Challenge | Compile every line that includes the word "GitHub".

Records from a data source |
[BEGIN]

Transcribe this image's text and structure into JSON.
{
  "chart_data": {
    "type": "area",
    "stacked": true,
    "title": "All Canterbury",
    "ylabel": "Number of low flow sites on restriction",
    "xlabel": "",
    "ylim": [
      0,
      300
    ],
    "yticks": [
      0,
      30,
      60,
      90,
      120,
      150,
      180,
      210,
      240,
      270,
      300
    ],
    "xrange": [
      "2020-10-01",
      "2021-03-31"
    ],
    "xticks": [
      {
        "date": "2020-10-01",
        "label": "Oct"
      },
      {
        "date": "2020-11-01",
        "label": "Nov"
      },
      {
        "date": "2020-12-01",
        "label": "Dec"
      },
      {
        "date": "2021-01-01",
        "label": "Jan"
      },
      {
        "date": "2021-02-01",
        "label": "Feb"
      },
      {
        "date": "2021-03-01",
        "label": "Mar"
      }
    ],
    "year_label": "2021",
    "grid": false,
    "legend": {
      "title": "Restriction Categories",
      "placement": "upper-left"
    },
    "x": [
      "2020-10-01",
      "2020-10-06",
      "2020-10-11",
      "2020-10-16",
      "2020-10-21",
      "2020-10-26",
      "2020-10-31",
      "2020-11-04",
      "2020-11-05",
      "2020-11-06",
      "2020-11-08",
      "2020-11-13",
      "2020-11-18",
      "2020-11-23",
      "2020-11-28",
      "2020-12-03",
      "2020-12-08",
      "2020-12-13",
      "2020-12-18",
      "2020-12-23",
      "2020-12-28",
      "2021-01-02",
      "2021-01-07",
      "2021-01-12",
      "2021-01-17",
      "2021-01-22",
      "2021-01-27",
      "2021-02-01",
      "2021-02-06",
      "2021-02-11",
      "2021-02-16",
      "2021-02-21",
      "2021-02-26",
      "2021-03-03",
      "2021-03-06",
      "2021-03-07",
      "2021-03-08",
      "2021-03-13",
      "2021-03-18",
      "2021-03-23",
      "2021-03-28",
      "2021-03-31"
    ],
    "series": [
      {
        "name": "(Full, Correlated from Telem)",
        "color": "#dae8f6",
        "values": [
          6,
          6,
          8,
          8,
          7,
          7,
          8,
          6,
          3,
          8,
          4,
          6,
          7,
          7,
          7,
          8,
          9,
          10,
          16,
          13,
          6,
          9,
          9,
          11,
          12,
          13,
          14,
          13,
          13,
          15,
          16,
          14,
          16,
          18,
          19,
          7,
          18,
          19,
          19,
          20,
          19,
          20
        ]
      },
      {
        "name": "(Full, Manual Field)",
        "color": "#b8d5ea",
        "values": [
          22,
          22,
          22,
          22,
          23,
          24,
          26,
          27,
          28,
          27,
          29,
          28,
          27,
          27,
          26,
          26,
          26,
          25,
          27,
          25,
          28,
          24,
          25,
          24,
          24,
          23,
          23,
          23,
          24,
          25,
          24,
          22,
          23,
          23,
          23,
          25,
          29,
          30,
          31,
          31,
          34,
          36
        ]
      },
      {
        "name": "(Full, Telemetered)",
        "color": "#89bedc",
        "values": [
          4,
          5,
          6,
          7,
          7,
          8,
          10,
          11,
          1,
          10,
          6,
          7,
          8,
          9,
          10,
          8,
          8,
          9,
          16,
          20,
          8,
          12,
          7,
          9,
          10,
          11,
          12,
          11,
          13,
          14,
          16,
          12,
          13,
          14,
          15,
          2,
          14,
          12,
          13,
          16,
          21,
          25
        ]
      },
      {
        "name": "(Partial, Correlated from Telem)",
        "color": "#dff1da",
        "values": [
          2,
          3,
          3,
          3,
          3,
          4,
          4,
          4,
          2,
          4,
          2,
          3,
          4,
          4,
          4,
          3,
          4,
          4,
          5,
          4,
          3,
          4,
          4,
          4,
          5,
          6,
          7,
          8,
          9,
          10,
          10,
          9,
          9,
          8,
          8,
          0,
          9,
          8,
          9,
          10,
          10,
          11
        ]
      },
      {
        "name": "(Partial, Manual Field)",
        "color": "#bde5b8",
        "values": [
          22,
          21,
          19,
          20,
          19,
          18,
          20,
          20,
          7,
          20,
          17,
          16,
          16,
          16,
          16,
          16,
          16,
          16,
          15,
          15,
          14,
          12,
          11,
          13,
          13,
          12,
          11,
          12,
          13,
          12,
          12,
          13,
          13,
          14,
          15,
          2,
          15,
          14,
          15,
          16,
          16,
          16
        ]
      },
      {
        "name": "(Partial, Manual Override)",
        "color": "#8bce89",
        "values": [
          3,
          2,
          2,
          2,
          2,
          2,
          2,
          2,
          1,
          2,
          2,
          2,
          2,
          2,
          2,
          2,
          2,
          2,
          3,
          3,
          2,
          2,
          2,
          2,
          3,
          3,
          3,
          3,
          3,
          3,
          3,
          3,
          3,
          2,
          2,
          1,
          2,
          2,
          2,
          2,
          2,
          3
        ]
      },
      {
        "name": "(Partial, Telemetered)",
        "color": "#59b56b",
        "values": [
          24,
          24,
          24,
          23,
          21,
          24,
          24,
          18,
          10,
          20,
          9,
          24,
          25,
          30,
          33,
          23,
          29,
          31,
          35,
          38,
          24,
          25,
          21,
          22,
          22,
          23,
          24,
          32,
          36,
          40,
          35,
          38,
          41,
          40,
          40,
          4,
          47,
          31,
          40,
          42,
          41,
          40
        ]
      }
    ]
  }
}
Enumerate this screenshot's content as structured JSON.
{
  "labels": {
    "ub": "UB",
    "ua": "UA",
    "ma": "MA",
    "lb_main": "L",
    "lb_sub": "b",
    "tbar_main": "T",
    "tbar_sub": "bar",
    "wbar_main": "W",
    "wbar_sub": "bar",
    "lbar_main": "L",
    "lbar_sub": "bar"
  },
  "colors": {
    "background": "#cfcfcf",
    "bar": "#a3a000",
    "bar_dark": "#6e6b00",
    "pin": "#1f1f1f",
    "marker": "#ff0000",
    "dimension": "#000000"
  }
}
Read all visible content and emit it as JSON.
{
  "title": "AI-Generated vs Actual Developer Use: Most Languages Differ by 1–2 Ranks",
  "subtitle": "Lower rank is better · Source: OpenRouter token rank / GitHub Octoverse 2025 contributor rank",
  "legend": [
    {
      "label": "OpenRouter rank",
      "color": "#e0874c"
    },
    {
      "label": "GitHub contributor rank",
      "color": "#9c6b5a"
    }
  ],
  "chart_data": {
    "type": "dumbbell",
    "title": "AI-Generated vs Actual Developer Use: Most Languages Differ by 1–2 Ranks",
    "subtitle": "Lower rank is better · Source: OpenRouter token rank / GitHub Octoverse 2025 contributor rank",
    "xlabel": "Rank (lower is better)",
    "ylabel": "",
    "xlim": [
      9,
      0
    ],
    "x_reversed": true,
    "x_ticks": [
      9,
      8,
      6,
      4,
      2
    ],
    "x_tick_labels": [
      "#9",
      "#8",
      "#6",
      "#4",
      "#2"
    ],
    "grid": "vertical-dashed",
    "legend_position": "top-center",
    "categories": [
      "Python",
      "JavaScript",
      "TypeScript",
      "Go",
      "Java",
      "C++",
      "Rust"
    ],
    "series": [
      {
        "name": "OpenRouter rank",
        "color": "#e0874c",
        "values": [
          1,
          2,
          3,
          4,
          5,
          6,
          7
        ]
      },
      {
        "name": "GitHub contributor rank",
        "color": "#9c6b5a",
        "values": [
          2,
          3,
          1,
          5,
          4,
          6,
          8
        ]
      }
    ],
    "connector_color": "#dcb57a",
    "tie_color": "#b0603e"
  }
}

[END]

Full solution |
  "subtitle": "Lower rank is better · Source: OpenRouter token rank / GitHub Octoverse 2025 contributor rank",
      "label": "GitHub contributor rank",
    "subtitle": "Lower rank is better · Source: OpenRouter token rank / GitHub Octoverse 2025 contributor rank",
        "name": "GitHub contributor rank",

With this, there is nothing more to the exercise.